_Extracted entries_
* * * *
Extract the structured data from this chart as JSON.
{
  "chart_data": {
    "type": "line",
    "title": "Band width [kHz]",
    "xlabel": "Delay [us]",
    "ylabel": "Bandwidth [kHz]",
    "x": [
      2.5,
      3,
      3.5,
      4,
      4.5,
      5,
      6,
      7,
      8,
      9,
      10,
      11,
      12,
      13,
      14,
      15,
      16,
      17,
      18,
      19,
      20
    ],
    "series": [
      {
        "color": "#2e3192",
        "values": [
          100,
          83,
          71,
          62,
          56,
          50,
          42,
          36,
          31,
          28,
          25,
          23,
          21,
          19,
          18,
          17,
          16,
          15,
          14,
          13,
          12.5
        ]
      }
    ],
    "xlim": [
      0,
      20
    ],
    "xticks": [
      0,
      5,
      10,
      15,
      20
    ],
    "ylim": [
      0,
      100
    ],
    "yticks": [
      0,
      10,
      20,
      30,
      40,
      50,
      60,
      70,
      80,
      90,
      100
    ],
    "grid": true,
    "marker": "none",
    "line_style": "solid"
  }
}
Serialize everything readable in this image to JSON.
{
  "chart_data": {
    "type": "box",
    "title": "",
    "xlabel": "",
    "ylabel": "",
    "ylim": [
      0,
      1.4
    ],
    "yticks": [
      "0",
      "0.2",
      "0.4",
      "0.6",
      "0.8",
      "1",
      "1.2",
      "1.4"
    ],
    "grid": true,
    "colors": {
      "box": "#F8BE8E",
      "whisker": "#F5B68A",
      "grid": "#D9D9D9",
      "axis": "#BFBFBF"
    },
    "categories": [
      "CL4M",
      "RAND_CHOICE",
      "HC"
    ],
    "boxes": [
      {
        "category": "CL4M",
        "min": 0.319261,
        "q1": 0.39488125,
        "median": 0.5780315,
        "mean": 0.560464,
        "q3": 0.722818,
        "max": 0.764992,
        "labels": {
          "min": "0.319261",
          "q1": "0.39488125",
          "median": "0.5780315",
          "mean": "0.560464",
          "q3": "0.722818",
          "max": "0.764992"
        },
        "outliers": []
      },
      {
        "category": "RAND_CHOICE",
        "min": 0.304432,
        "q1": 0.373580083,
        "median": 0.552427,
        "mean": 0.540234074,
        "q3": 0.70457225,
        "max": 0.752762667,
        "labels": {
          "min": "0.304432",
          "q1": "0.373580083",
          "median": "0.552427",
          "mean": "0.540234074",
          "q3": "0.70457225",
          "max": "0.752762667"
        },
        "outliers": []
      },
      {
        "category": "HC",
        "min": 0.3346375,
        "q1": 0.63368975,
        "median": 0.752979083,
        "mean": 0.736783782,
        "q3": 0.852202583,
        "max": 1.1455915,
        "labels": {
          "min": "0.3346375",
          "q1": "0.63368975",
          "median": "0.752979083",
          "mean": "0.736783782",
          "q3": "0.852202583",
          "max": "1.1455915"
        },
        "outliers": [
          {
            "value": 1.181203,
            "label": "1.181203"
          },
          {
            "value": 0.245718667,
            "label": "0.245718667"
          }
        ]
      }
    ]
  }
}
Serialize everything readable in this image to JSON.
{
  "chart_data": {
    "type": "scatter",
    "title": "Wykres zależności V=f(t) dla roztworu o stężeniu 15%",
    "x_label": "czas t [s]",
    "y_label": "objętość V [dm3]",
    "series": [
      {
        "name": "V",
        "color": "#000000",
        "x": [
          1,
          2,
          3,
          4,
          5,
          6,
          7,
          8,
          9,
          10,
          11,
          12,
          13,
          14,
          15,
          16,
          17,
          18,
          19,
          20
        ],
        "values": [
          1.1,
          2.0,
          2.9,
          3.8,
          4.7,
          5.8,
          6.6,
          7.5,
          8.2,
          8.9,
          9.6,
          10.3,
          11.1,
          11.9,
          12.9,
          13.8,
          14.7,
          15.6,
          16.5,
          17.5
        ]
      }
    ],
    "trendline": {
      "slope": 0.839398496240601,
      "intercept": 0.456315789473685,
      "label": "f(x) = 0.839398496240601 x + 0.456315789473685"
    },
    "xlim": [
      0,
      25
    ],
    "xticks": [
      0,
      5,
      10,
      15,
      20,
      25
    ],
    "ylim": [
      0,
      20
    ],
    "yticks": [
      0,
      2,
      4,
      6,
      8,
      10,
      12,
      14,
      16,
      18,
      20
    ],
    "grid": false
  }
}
* * * *
_The problem_
Extract the data in full. Keep it word for word.

_Exercise solution_
Extract the structured data from this chart as JSON.
{
  "chart_data": {
    "type": "line",
    "title": "Band width [kHz]",
    "xlabel": "Delay [us]",
    "ylabel": "Bandwidth [kHz]",
    "x": [
      2.5,
      3,
      3.5,
      4,
      4.5,
      5,
      6,
      7,
      8,
      9,
      10,
      11,
      12,
      13,
      14,
      15,
      16,
      17,
      18,
      19,
      20
    ],
    "series": [
      {
        "color": "#2e3192",
        "values": [
          100,
          83,
          71,
          62,
          56,
          50,
          42,
          36,
          31,
          28,
          25,
          23,
          21,
          19,
          18,
          17,
          16,
          15,
          14,
          13,
          12.5
        ]
      }
    ],
    "xlim": [
      0,
      20
    ],
    "xticks": [
      0,
      5,
      10,
      15,
      20
    ],
    "ylim": [
      0,
      100
    ],
    "yticks": [
      0,
      10,
      20,
      30,
      40,
      50,
      60,
      70,
      80,
      90,
      100
    ],
    "grid": true,
    "marker": "none",
    "line_style": "solid"
  }
}
Serialize everything readable in this image to JSON.
{
  "chart_data": {
    "type": "box",
    "title": "",
    "xlabel": "",
    "ylabel": "",
    "ylim": [
      0,
      1.4
    ],
    "yticks": [
      "0",
      "0.2",
      "0.4",
      "0.6",
      "0.8",
      "1",
      "1.2",
      "1.4"
    ],
    "grid": true,
    "colors": {
      "box": "#F8BE8E",
      "whisker": "#F5B68A",
      "grid": "#D9D9D9",
      "axis": "#BFBFBF"
    },
    "categories": [
      "CL4M",
      "RAND_CHOICE",
      "HC"
    ],
    "boxes": [
      {
        "category": "CL4M",
        "min": 0.319261,
        "q1": 0.39488125,
        "median": 0.5780315,
        "mean": 0.560464,
        "q3": 0.722818,
        "max": 0.764992,
        "labels": {
          "min": "0.319261",
          "q1": "0.39488125",
          "median": "0.5780315",
          "mean": "0.560464",
          "q3": "0.722818",
          "max": "0.764992"
        },
        "outliers": []
      },
      {
        "category": "RAND_CHOICE",
        "min": 0.304432,
        "q1": 0.373580083,
        "median": 0.552427,
        "mean": 0.540234074,
        "q3": 0.70457225,
        "max": 0.752762667,
        "labels": {
          "min": "0.304432",
          "q1": "0.373580083",
          "median": "0.552427",
          "mean": "0.540234074",
          "q3": "0.70457225",
          "max": "0.752762667"
        },
        "outliers": []
      },
      {
        "category": "HC",
        "min": 0.3346375,
        "q1": 0.63368975,
        "median": 0.752979083,
        "mean": 0.736783782,
        "q3": 0.852202583,
        "max": 1.1455915,
        "labels": {
          "min": "0.3346375",
          "q1": "0.63368975",
          "median": "0.752979083",
          "mean": "0.736783782",
          "q3": "0.852202583",
          "max": "1.1455915"
        },
        "outliers": [
          {
            "value": 1.181203,
            "label": "1.181203"
          },
          {
            "value": 0.245718667,
            "label": "0.245718667"
          }
        ]
      }
    ]
  }
}
Serialize everything readable in this image to JSON.
{
  "chart_data": {
    "type": "scatter",
    "title": "Wykres zależności V=f(t) dla roztworu o stężeniu 15%",
    "x_label": "czas t [s]",
    "y_label": "objętość V [dm3]",
    "series": [
      {
        "name": "V",
        "color": "#000000",
        "x": [
          1,
          2,
          3,
          4,
          5,
          6,
          7,
          8,
          9,
          10,
          11,
          12,
          13,
          14,
          15,
          16,
          17,
          18,
          19,
          20
        ],
        "values": [
          1.1,
          2.0,
          2.9,
          3.8,
          4.7,
          5.8,
          6.6,
          7.5,
          8.2,
          8.9,
          9.6,
          10.3,
          11.1,
          11.9,
          12.9,
          13.8,
          14.7,
          15.6,
          16.5,
          17.5
        ]
      }
    ],
    "trendline": {
      "slope": 0.839398496240601,
      "intercept": 0.456315789473685,
      "label": "f(x) = 0.839398496240601 x + 0.456315789473685"
    },
    "xlim": [
      0,
      25
    ],
    "xticks": [
      0,
      5,
      10,
      15,
      20,
      25
    ],
    "ylim": [
      0,
      20
    ],
    "yticks": [
      0,
      2,
      4,
      6,
      8,
      10,
      12,
      14,
      16,
      18,
      20
    ],
    "grid": false
  }
}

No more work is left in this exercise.